** start Extracted data **
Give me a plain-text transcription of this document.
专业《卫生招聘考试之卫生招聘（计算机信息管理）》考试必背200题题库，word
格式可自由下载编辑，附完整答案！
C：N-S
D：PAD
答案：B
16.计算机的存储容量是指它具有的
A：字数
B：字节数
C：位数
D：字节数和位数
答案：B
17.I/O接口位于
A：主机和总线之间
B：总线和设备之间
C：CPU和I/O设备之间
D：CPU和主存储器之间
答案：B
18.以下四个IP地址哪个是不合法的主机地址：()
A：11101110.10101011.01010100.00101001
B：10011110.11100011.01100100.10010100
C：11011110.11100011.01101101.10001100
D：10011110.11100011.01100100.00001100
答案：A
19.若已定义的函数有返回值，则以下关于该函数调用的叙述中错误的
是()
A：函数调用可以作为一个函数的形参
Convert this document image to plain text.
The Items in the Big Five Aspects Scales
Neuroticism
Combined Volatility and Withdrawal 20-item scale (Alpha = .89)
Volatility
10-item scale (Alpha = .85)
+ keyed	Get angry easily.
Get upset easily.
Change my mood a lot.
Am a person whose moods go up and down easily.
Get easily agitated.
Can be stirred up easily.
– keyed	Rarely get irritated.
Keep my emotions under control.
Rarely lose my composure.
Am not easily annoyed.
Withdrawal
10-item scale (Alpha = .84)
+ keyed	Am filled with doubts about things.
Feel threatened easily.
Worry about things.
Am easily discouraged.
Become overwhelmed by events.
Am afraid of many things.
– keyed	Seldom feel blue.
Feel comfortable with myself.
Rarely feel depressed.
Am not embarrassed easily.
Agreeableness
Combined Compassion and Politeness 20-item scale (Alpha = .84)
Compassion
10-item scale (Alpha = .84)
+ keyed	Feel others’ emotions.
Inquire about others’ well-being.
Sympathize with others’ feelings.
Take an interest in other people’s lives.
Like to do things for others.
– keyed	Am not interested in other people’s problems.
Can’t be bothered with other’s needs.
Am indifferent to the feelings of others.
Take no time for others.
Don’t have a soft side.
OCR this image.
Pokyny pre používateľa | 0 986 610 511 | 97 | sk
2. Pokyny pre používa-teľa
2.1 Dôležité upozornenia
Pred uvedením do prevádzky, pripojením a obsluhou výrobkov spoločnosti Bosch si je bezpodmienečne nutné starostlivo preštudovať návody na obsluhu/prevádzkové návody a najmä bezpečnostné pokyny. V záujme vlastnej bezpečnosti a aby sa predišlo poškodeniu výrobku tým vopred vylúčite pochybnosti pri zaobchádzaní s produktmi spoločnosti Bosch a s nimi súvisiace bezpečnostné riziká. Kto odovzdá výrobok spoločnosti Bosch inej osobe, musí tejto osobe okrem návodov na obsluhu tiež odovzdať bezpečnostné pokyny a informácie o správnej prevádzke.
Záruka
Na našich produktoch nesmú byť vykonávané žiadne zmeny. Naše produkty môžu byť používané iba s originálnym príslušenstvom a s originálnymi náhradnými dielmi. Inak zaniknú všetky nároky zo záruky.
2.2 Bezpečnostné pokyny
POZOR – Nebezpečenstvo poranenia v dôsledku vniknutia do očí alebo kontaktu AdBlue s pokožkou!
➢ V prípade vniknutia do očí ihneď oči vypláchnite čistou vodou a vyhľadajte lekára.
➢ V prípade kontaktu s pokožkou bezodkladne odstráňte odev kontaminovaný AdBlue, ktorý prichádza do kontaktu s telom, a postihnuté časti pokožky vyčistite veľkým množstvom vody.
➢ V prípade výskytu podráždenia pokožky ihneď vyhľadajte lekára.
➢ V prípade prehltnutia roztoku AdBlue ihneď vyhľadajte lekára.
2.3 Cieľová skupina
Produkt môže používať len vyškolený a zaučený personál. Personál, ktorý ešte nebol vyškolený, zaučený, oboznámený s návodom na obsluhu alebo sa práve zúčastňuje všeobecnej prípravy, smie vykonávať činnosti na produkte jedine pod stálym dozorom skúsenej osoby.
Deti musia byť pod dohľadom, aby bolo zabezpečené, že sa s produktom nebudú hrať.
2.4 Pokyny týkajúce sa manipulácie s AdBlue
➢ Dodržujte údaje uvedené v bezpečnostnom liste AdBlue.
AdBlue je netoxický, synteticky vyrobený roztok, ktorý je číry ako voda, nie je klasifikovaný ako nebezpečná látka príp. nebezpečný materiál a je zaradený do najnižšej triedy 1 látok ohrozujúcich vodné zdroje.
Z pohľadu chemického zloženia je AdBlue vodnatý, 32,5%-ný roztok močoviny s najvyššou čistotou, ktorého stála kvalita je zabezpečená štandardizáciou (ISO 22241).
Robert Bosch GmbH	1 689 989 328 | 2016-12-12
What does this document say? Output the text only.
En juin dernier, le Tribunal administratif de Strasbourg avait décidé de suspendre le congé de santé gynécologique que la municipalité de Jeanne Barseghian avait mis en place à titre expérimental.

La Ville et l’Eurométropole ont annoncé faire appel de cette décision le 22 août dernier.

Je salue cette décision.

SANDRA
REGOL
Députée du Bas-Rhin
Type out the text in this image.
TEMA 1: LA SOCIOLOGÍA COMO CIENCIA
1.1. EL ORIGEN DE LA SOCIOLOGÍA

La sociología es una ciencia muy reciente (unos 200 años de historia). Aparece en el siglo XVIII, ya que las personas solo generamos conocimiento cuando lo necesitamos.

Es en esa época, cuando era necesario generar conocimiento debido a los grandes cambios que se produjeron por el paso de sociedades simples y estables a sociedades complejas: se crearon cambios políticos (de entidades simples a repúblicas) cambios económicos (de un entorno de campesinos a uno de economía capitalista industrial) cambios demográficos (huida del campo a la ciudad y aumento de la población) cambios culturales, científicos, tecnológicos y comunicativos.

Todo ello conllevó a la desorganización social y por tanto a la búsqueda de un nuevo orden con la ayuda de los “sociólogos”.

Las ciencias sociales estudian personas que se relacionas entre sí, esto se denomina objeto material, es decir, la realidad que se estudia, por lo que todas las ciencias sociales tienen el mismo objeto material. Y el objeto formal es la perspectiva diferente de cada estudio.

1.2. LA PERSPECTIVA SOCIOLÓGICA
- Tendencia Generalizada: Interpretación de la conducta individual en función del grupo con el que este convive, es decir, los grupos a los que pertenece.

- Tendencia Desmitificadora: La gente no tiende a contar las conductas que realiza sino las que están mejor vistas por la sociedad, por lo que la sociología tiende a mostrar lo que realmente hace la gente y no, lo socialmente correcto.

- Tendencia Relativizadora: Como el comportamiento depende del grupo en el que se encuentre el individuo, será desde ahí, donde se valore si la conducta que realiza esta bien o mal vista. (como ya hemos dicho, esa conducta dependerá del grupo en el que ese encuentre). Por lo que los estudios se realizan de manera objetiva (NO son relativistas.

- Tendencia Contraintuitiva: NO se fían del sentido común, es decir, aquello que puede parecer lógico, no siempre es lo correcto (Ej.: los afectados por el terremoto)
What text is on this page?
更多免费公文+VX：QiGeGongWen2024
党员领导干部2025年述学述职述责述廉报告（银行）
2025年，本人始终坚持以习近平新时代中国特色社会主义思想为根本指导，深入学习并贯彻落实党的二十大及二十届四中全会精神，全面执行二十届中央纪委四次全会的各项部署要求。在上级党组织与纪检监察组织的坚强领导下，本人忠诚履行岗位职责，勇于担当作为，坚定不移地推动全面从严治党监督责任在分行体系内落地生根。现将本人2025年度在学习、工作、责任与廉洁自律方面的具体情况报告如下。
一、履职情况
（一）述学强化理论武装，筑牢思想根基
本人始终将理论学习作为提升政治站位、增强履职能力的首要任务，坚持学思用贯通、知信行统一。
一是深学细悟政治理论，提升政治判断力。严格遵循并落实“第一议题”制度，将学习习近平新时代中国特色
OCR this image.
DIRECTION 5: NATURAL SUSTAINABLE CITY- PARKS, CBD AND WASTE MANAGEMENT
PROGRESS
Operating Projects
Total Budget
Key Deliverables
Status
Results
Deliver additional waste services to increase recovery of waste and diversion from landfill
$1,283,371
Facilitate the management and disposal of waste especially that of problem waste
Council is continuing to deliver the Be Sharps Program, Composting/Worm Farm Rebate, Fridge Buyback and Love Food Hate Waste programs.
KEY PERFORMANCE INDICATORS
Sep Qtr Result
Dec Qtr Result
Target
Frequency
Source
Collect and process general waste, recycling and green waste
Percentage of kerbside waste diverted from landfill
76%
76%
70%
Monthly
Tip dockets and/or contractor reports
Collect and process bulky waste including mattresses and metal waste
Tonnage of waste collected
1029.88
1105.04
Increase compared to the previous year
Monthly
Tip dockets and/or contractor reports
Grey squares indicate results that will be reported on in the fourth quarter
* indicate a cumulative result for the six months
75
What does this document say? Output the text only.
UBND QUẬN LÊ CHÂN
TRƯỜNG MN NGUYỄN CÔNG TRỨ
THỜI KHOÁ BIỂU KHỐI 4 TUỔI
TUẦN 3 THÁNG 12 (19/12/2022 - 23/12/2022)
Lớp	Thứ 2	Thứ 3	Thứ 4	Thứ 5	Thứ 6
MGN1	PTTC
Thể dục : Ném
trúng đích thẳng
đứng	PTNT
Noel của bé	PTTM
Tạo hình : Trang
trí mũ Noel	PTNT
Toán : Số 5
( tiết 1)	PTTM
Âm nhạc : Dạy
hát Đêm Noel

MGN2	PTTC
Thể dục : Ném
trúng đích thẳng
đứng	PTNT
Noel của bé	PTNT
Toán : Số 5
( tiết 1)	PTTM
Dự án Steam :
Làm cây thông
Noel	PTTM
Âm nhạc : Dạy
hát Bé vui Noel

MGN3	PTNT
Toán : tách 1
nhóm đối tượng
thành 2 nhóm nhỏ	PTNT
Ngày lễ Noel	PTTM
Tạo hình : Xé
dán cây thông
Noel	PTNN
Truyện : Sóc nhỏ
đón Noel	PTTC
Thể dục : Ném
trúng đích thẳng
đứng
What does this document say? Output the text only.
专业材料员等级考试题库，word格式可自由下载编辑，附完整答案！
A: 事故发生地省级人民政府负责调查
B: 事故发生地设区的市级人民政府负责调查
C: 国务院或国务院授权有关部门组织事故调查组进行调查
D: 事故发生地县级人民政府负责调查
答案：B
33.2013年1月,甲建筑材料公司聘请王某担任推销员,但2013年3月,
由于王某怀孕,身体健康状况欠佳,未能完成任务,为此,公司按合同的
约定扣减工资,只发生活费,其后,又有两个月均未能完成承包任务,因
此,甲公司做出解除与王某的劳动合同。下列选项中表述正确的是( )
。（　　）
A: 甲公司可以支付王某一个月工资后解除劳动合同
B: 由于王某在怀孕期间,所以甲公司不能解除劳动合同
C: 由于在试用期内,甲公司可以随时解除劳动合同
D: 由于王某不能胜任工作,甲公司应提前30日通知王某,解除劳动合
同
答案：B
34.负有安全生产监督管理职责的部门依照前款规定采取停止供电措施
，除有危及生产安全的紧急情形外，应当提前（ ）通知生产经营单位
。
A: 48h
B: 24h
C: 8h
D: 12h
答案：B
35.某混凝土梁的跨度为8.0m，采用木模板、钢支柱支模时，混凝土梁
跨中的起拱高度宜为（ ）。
** end Extracted data **
### What this task involves
Where does the word "Take" appear in the listing? List each line that holds it.

### Exercise result
Take an interest in other people’s lives.
Take no time for others.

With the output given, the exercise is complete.